---------- DATA SUPPLIED ----------

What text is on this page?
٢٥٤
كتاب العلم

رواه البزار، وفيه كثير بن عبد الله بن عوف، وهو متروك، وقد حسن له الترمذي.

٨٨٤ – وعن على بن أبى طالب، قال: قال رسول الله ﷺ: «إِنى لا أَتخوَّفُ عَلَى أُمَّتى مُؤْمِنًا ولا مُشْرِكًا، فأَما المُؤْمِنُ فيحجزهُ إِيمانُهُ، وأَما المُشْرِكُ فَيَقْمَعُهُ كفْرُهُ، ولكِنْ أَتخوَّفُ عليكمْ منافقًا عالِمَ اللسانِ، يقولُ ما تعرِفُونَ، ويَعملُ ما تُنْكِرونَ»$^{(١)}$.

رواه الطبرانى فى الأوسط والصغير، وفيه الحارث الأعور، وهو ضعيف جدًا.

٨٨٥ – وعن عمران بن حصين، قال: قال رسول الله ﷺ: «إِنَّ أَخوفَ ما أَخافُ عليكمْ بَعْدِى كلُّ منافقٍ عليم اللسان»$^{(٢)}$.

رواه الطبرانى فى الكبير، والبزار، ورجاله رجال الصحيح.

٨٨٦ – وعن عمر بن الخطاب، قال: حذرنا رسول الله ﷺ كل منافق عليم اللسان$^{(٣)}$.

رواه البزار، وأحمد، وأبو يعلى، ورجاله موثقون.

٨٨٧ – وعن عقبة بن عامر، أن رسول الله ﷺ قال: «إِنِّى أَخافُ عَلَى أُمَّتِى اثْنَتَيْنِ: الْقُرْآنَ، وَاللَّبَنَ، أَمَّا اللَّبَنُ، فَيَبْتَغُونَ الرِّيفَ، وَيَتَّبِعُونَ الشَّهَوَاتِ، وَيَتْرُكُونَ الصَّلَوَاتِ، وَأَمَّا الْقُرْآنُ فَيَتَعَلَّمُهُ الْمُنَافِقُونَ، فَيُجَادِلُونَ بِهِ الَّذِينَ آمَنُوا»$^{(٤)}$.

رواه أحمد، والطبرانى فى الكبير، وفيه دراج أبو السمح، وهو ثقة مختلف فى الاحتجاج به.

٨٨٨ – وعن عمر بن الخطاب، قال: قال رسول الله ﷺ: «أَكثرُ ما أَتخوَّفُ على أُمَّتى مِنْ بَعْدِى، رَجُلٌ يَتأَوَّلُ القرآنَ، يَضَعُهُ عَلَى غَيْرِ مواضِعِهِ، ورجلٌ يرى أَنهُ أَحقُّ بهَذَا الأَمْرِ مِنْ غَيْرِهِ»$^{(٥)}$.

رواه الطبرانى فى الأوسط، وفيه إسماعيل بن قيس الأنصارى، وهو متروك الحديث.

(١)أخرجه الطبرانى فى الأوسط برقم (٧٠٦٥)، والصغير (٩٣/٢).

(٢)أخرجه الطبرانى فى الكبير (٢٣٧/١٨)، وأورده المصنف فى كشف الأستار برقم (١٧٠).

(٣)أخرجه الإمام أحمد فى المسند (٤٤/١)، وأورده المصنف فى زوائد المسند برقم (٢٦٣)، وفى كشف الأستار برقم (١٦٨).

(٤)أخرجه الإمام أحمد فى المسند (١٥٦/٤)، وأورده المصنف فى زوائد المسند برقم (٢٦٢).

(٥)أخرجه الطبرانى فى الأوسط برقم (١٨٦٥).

----------

:: AIM ::
Pick out the lines containing the word "وأورده" and show them.

:: FINISHED EXERCISE ::
(٢)أخرجه الطبرانى فى الكبير (٢٣٧/١٨)، وأورده المصنف فى كشف الأستار برقم (١٧٠).
(٣)أخرجه الإمام أحمد فى المسند (٤٤/١)، وأورده المصنف فى زوائد المسند برقم (٢٦٣)، وفى كشف الأستار برقم (١٦٨).
(٤)أخرجه الإمام أحمد فى المسند (١٥٦/٤)، وأورده المصنف فى زوائد المسند برقم (٢٦٢).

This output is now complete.